Page text
ATP8B1 and CDC50A knockdown cells show overacidification of the endolysosomal system. (A) and (B) Vehicle‐ and bafilomycin‐treated CDC50A (A) and ATP8B1 (B) knockdown cells were incubated with lysosensor Yellow/Blue at 37°C and fluorescence intensity was measured with a CLARIOstar monochromator microplate reader. pH standard curves (shown as inserts in the graphs) were generated for each experiment by calculating the ratio of light excited at 340‐10 versus 380‐10 nm from cells calibrated in MES buffer containing 15 μM monensin and 15 μM nigericin pH 3.5−7.0. pH values for both cell lines were extrapolated from the corresponding standard curves and are shown as means ± SD of five independent experiments. Statistical significance was tested with two‐way ANOVA with Bonferroni's correction for multiple testing. (C) Immunofluorescence analysis of V₀D₁ by confocal analysis. Nuclear DAPI staining in blue. Scale bar: 10 µm. (D) V₀D₁ protein levels in total lysates. ATP1A1 is included as loading control. Band intensities were quantified by densitometric analysis and are expressed as mean protein levels normalized to ATP1A1 ± SD. Statistical significance by one‐way ANOVA with Bonferroni's correction for multiple testing. ANOVA, analysis of variance; SD, standard deviation.

Figure 5

ATP8B1 knockout cells phenocopy ATP8B1 knockdown cells. (A) ATP8B1 levels in ATP8B1 knockout lines, two control lines (3.1 and 3.2) and a parental line (WT). ATP1A1 is included as loading control. (B) Localization of GFP‐tagged ATP8B1 in ATP8B1 knockout THP‐1 cells. Arrows indicate PM localization. Nuclear DAPI staining in blue. Scale bar: 10 µm. (C) Lysotracker accumulation in ATP8B1^Ko2.3 THP‐1 macrophages. Results are expressed as MFI ± SD of triplicate wells. Statistical significance by one‐way ANOVA with Bonferroni's correction for multiple testing. (D) Endolysosomal pH measurements by lysosensor as described in Figure 4. Data shown are means ± SD of three independent experiments. Statistical significance by two‐way ANOVA with Bonferroni's correction for multiple testing. ANOVA, analysis of variance; MFI, mean fluorescence intensity; PM, plasma membrane; SD, standard deviation.

Data under study
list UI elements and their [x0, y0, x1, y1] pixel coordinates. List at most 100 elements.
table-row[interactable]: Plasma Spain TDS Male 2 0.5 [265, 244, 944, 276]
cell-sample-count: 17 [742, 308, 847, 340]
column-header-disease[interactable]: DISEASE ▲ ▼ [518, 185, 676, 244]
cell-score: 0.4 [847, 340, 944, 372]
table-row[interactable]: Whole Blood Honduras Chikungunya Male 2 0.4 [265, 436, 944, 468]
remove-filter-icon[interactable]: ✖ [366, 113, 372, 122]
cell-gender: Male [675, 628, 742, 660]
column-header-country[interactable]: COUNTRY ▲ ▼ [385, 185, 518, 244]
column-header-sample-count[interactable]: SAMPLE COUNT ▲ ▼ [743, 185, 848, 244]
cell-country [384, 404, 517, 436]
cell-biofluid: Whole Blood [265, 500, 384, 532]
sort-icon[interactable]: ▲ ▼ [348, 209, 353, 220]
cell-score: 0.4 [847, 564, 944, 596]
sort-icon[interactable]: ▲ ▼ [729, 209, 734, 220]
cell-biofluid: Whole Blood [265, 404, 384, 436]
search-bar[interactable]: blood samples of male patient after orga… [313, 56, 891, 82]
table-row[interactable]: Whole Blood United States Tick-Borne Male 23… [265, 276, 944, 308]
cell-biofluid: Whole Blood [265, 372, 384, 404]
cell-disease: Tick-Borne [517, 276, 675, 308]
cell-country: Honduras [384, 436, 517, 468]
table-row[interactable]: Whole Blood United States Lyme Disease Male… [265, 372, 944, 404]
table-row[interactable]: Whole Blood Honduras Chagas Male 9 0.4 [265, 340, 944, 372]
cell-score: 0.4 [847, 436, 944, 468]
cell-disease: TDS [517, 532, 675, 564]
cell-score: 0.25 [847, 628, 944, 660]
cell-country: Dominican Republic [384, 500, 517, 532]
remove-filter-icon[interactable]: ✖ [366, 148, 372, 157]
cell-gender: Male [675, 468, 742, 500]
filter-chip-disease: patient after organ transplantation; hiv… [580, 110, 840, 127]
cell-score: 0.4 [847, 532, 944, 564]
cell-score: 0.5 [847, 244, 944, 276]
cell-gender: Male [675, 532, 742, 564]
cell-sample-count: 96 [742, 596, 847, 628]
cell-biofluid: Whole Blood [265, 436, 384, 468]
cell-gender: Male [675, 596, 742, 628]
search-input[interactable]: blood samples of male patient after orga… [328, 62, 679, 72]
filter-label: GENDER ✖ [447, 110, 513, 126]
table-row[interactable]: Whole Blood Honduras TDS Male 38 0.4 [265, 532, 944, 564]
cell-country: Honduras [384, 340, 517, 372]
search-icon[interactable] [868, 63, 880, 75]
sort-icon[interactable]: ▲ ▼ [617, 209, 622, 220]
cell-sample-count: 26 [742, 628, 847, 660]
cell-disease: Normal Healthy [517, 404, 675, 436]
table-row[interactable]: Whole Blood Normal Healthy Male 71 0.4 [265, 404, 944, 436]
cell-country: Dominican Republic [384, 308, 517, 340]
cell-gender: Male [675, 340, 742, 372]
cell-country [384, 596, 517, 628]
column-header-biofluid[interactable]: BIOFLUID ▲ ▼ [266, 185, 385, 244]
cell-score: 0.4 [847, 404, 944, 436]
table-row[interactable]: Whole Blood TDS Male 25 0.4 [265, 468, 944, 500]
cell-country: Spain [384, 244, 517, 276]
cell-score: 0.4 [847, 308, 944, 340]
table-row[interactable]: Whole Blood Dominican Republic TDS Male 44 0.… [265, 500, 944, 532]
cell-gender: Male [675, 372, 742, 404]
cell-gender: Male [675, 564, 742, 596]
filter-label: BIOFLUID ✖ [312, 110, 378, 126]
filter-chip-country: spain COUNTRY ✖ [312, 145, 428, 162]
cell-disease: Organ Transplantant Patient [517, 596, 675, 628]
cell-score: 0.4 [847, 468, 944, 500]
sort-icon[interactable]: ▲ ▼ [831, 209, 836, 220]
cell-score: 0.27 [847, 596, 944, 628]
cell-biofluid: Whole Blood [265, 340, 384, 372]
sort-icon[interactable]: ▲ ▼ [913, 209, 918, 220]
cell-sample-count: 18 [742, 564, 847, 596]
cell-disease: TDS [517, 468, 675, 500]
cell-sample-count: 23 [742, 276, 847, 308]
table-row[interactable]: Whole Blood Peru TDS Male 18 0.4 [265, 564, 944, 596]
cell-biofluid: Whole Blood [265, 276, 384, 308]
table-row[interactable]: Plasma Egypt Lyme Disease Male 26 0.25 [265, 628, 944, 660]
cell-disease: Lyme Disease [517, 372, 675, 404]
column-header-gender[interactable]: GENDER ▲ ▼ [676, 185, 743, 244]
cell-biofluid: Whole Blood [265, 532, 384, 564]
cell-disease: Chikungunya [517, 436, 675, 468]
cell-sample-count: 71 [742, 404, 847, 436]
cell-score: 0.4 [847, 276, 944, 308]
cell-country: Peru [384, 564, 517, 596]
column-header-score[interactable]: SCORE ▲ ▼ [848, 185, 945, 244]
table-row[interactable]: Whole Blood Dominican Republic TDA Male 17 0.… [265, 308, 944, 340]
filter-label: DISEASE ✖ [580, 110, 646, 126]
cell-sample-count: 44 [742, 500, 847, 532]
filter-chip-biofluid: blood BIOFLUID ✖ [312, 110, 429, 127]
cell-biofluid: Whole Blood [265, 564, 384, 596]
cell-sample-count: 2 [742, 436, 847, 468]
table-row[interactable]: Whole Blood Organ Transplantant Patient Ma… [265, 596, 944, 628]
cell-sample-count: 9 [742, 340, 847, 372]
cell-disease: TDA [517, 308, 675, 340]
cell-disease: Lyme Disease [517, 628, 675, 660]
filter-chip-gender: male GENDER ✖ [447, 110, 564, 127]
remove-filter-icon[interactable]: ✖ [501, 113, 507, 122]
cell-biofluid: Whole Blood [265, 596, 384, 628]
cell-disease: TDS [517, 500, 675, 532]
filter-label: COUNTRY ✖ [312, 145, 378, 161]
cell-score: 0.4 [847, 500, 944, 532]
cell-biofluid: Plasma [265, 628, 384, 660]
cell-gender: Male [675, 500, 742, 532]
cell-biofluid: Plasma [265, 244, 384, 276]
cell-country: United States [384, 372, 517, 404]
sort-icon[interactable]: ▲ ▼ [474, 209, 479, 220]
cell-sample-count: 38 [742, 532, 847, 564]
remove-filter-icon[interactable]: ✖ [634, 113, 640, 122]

Goal of the exercise
Can you copy the figure legends word for word, from "ATP8B1 knockout cells" to "membrane; SD, standard deviation."? The items play no part here.

Response box
ATP8B1 knockout cells phenocopy ATP8B1 knockdown cells. (A) ATP8B1 levels in ATP8B1 knockout lines, two control lines (3.1 and 3.2) and a parental line (WT). ATP1A1 is included as loading control. (B) Localization of GFP‐tagged ATP8B1 in ATP8B1 knockout THP‐1 cells. Arrows indicate PM localization. Nuclear DAPI staining in blue. Scale bar: 10 µm. (C) Lysotracker accumulation in ATP8B1^Ko2.3 THP‐1 macrophages. Results are expressed as MFI ± SD of triplicate wells. Statistical significance by one‐way ANOVA with Bonferroni's correction for multiple testing. (D) Endolysosomal pH measurements by lysosensor as described in Figure 4. Data shown are means ± SD of three independent experiments. Statistical significance by two‐way ANOVA with Bonferroni's correction for multiple testing. ANOVA, analysis of variance; MFI, mean fluorescence intensity; PM, plasma membrane; SD, standard deviation.